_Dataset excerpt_
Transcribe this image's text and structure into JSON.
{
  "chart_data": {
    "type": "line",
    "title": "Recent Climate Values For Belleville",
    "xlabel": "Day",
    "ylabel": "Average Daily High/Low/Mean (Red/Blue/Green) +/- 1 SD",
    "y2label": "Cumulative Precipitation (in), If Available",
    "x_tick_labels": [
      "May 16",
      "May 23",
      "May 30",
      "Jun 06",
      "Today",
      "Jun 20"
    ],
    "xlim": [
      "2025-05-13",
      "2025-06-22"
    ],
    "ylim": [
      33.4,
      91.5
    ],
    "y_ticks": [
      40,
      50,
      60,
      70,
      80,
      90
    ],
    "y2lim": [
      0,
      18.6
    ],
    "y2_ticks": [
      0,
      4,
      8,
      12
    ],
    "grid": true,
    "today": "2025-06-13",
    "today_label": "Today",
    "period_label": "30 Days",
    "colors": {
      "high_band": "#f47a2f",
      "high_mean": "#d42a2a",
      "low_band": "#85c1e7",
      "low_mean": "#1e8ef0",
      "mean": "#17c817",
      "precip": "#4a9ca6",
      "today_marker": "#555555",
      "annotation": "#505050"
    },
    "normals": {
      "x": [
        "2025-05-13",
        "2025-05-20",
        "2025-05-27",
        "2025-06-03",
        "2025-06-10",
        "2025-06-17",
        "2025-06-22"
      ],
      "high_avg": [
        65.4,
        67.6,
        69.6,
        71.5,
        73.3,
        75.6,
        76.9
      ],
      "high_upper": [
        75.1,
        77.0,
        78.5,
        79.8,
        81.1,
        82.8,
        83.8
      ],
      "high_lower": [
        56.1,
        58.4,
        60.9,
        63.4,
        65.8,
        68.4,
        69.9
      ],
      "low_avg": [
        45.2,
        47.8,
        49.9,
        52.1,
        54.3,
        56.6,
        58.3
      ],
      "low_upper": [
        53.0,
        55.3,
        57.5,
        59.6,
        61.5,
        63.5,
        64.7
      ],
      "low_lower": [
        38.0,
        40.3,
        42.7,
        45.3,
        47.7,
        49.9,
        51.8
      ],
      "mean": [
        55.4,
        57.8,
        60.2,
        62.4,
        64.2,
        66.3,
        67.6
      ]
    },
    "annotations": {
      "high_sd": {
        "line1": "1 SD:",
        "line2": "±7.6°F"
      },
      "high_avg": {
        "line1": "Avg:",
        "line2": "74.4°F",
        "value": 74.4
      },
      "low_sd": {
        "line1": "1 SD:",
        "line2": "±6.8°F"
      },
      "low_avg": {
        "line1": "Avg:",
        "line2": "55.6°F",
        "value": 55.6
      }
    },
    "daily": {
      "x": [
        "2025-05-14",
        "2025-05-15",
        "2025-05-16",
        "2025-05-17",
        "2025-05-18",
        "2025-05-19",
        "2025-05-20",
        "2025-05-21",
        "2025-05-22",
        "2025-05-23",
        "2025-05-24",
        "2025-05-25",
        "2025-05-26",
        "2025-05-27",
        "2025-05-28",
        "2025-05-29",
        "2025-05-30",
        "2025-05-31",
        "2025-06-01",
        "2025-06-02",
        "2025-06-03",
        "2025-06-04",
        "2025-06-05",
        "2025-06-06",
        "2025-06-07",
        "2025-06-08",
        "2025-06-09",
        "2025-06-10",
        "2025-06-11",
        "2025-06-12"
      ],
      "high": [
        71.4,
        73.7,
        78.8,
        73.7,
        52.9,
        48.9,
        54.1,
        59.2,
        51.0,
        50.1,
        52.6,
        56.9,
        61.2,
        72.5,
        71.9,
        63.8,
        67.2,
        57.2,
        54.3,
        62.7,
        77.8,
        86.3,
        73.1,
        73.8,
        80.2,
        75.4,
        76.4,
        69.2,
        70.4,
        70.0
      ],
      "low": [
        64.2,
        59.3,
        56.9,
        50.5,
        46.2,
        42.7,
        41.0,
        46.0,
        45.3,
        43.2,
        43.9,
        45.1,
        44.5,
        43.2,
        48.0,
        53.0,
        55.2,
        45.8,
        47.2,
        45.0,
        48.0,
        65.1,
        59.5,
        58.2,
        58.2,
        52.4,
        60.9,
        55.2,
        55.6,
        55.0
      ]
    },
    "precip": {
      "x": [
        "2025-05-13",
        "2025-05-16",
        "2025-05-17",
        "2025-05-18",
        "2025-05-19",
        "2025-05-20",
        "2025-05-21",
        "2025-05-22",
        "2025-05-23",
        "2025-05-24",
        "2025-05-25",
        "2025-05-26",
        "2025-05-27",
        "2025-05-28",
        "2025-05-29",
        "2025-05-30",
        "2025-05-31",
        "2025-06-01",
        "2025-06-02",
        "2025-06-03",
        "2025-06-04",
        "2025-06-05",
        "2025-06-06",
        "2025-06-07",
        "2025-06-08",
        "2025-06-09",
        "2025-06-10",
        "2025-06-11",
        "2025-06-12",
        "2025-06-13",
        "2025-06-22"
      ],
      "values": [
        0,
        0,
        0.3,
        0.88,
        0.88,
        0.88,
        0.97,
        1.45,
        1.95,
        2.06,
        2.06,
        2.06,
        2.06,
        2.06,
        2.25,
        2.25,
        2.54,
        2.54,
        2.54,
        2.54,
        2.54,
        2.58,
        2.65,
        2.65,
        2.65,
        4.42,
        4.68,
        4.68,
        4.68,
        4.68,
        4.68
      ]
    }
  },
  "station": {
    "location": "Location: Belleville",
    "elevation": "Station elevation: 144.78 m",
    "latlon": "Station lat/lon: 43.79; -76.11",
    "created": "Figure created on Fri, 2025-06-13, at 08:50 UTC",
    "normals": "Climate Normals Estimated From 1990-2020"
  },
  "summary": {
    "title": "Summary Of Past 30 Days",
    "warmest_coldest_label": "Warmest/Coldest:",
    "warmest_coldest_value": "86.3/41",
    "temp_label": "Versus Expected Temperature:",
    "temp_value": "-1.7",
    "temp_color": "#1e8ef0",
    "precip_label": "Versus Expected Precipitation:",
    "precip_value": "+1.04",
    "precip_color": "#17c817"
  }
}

_REQUIREMENTS_
Write the data back out verbatim.

_TASK RESULT_
Transcribe this image's text and structure into JSON.
{
  "chart_data": {
    "type": "line",
    "title": "Recent Climate Values For Belleville",
    "xlabel": "Day",
    "ylabel": "Average Daily High/Low/Mean (Red/Blue/Green) +/- 1 SD",
    "y2label": "Cumulative Precipitation (in), If Available",
    "x_tick_labels": [
      "May 16",
      "May 23",
      "May 30",
      "Jun 06",
      "Today",
      "Jun 20"
    ],
    "xlim": [
      "2025-05-13",
      "2025-06-22"
    ],
    "ylim": [
      33.4,
      91.5
    ],
    "y_ticks": [
      40,
      50,
      60,
      70,
      80,
      90
    ],
    "y2lim": [
      0,
      18.6
    ],
    "y2_ticks": [
      0,
      4,
      8,
      12
    ],
    "grid": true,
    "today": "2025-06-13",
    "today_label": "Today",
    "period_label": "30 Days",
    "colors": {
      "high_band": "#f47a2f",
      "high_mean": "#d42a2a",
      "low_band": "#85c1e7",
      "low_mean": "#1e8ef0",
      "mean": "#17c817",
      "precip": "#4a9ca6",
      "today_marker": "#555555",
      "annotation": "#505050"
    },
    "normals": {
      "x": [
        "2025-05-13",
        "2025-05-20",
        "2025-05-27",
        "2025-06-03",
        "2025-06-10",
        "2025-06-17",
        "2025-06-22"
      ],
      "high_avg": [
        65.4,
        67.6,
        69.6,
        71.5,
        73.3,
        75.6,
        76.9
      ],
      "high_upper": [
        75.1,
        77.0,
        78.5,
        79.8,
        81.1,
        82.8,
        83.8
      ],
      "high_lower": [
        56.1,
        58.4,
        60.9,
        63.4,
        65.8,
        68.4,
        69.9
      ],
      "low_avg": [
        45.2,
        47.8,
        49.9,
        52.1,
        54.3,
        56.6,
        58.3
      ],
      "low_upper": [
        53.0,
        55.3,
        57.5,
        59.6,
        61.5,
        63.5,
        64.7
      ],
      "low_lower": [
        38.0,
        40.3,
        42.7,
        45.3,
        47.7,
        49.9,
        51.8
      ],
      "mean": [
        55.4,
        57.8,
        60.2,
        62.4,
        64.2,
        66.3,
        67.6
      ]
    },
    "annotations": {
      "high_sd": {
        "line1": "1 SD:",
        "line2": "±7.6°F"
      },
      "high_avg": {
        "line1": "Avg:",
        "line2": "74.4°F",
        "value": 74.4
      },
      "low_sd": {
        "line1": "1 SD:",
        "line2": "±6.8°F"
      },
      "low_avg": {
        "line1": "Avg:",
        "line2": "55.6°F",
        "value": 55.6
      }
    },
    "daily": {
      "x": [
        "2025-05-14",
        "2025-05-15",
        "2025-05-16",
        "2025-05-17",
        "2025-05-18",
        "2025-05-19",
        "2025-05-20",
        "2025-05-21",
        "2025-05-22",
        "2025-05-23",
        "2025-05-24",
        "2025-05-25",
        "2025-05-26",
        "2025-05-27",
        "2025-05-28",
        "2025-05-29",
        "2025-05-30",
        "2025-05-31",
        "2025-06-01",
        "2025-06-02",
        "2025-06-03",
        "2025-06-04",
        "2025-06-05",
        "2025-06-06",
        "2025-06-07",
        "2025-06-08",
        "2025-06-09",
        "2025-06-10",
        "2025-06-11",
        "2025-06-12"
      ],
      "high": [
        71.4,
        73.7,
        78.8,
        73.7,
        52.9,
        48.9,
        54.1,
        59.2,
        51.0,
        50.1,
        52.6,
        56.9,
        61.2,
        72.5,
        71.9,
        63.8,
        67.2,
        57.2,
        54.3,
        62.7,
        77.8,
        86.3,
        73.1,
        73.8,
        80.2,
        75.4,
        76.4,
        69.2,
        70.4,
        70.0
      ],
      "low": [
        64.2,
        59.3,
        56.9,
        50.5,
        46.2,
        42.7,
        41.0,
        46.0,
        45.3,
        43.2,
        43.9,
        45.1,
        44.5,
        43.2,
        48.0,
        53.0,
        55.2,
        45.8,
        47.2,
        45.0,
        48.0,
        65.1,
        59.5,
        58.2,
        58.2,
        52.4,
        60.9,
        55.2,
        55.6,
        55.0
      ]
    },
    "precip": {
      "x": [
        "2025-05-13",
        "2025-05-16",
        "2025-05-17",
        "2025-05-18",
        "2025-05-19",
        "2025-05-20",
        "2025-05-21",
        "2025-05-22",
        "2025-05-23",
        "2025-05-24",
        "2025-05-25",
        "2025-05-26",
        "2025-05-27",
        "2025-05-28",
        "2025-05-29",
        "2025-05-30",
        "2025-05-31",
        "2025-06-01",
        "2025-06-02",
        "2025-06-03",
        "2025-06-04",
        "2025-06-05",
        "2025-06-06",
        "2025-06-07",
        "2025-06-08",
        "2025-06-09",
        "2025-06-10",
        "2025-06-11",
        "2025-06-12",
        "2025-06-13",
        "2025-06-22"
      ],
      "values": [
        0,
        0,
        0.3,
        0.88,
        0.88,
        0.88,
        0.97,
        1.45,
        1.95,
        2.06,
        2.06,
        2.06,
        2.06,
        2.06,
        2.25,
        2.25,
        2.54,
        2.54,
        2.54,
        2.54,
        2.54,
        2.58,
        2.65,
        2.65,
        2.65,
        4.42,
        4.68,
        4.68,
        4.68,
        4.68,
        4.68
      ]
    }
  },
  "station": {
    "location": "Location: Belleville",
    "elevation": "Station elevation: 144.78 m",
    "latlon": "Station lat/lon: 43.79; -76.11",
    "created": "Figure created on Fri, 2025-06-13, at 08:50 UTC",
    "normals": "Climate Normals Estimated From 1990-2020"
  },
  "summary": {
    "title": "Summary Of Past 30 Days",
    "warmest_coldest_label": "Warmest/Coldest:",
    "warmest_coldest_value": "86.3/41",
    "temp_label": "Versus Expected Temperature:",
    "temp_value": "-1.7",
    "temp_color": "#1e8ef0",
    "precip_label": "Versus Expected Precipitation:",
    "precip_value": "+1.04",
    "precip_color": "#17c817"
  }
}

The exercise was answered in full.